____ Data for processing

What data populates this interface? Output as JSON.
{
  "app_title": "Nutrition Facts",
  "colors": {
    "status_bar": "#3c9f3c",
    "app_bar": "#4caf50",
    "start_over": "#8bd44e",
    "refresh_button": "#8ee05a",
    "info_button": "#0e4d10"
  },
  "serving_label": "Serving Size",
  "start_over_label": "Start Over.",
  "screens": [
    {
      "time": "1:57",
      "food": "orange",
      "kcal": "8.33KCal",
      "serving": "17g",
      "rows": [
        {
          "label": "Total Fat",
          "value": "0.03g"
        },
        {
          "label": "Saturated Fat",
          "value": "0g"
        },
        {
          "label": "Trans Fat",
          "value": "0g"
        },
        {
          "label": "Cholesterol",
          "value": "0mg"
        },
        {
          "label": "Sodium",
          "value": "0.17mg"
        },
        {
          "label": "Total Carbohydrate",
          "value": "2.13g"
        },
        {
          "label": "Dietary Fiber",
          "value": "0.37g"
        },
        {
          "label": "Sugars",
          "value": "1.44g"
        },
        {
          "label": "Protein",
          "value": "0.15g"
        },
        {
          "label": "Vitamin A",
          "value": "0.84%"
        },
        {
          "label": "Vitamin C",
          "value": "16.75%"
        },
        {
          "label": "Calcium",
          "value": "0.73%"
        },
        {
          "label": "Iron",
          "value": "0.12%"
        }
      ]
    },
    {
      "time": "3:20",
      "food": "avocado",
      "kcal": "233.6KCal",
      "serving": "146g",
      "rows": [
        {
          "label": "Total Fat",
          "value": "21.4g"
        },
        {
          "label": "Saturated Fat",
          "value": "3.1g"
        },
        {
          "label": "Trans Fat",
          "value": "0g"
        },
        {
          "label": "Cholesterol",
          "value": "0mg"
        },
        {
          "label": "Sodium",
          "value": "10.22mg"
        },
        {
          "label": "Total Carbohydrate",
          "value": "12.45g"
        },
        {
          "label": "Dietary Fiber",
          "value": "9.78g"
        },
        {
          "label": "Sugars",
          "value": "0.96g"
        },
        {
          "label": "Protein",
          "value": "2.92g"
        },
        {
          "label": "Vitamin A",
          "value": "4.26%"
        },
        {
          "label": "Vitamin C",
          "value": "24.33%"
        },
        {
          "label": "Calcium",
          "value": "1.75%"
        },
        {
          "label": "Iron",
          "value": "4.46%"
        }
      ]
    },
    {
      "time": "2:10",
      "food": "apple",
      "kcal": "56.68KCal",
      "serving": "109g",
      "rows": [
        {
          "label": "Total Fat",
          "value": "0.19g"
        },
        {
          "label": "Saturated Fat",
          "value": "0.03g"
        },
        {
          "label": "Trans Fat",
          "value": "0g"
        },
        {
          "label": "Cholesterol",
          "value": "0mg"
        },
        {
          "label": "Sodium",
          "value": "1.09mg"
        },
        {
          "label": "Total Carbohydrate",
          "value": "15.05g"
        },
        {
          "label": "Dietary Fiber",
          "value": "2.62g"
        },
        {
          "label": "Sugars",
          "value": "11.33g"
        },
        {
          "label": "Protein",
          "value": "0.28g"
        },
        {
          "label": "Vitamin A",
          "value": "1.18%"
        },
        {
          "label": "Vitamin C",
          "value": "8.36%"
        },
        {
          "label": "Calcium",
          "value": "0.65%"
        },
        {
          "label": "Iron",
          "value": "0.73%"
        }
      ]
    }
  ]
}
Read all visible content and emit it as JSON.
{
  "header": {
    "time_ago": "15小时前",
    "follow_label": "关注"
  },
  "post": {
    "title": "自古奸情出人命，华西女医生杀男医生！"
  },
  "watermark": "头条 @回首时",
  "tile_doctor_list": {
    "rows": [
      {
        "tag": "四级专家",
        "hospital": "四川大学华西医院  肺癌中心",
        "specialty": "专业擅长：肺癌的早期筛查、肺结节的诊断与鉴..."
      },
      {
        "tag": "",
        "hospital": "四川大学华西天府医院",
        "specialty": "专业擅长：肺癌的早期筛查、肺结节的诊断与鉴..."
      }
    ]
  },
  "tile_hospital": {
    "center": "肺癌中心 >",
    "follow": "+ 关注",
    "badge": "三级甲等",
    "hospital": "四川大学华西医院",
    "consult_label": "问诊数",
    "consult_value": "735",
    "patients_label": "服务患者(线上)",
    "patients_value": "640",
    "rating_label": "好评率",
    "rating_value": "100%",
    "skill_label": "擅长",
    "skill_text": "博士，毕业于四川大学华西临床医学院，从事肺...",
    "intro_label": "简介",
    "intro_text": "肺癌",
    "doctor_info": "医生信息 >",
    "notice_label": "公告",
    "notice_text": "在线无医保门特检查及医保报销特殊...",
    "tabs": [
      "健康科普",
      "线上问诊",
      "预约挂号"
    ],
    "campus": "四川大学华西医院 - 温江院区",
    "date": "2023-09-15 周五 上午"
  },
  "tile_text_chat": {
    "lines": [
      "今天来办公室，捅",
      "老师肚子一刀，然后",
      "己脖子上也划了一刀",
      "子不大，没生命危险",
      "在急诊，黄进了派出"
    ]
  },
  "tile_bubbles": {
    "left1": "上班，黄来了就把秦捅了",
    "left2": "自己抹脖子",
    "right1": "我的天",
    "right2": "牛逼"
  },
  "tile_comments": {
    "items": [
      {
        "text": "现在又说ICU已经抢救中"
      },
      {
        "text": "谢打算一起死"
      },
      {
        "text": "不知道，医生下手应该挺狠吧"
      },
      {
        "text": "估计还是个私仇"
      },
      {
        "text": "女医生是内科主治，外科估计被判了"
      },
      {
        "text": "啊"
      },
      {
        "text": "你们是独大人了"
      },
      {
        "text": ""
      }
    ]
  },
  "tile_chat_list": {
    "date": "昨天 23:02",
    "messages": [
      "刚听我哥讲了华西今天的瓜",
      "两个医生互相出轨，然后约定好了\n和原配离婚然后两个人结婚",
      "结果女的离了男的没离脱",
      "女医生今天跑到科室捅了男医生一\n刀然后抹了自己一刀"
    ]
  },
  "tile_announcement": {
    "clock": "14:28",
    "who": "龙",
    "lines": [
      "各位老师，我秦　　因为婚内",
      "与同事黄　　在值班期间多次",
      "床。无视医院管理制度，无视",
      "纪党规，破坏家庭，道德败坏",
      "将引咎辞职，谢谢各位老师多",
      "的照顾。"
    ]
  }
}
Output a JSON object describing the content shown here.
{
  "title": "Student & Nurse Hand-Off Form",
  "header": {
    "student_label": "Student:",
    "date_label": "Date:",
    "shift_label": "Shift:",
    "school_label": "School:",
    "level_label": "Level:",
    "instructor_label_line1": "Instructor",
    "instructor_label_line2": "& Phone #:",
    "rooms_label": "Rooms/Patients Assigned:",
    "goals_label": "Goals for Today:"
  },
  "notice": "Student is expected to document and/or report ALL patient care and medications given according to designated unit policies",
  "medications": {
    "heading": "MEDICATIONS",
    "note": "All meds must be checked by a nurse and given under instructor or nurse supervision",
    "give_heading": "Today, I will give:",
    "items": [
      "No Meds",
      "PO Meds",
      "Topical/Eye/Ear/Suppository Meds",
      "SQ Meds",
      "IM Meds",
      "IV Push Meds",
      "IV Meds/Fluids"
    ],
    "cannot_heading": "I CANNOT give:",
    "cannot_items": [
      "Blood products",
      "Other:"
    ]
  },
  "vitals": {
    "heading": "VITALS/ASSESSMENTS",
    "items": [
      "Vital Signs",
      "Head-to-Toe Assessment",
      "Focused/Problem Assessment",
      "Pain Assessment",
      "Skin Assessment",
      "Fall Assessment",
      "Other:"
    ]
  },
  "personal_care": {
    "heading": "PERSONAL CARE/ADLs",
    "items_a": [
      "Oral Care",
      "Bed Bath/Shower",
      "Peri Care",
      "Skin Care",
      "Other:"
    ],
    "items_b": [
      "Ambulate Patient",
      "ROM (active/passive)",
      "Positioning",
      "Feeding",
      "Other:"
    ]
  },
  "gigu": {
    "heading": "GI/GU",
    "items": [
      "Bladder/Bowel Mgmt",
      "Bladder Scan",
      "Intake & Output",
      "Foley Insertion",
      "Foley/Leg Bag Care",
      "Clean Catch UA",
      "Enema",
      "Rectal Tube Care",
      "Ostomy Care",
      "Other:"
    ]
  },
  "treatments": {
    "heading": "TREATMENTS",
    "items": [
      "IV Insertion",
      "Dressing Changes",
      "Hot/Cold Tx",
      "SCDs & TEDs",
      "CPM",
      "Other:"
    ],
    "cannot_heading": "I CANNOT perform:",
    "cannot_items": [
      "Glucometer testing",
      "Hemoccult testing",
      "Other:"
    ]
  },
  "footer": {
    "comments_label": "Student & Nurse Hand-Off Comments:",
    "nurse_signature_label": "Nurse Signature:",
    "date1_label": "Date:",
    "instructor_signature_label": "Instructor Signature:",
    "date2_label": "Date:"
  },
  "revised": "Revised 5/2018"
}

________

● **Directions for this task**
Take each line in the listing that has the word "JSON" and copy it.

● **Completed exercise**
What data populates this interface? Output as JSON.
Read all visible content and emit it as JSON.
Output a JSON object describing the content shown here.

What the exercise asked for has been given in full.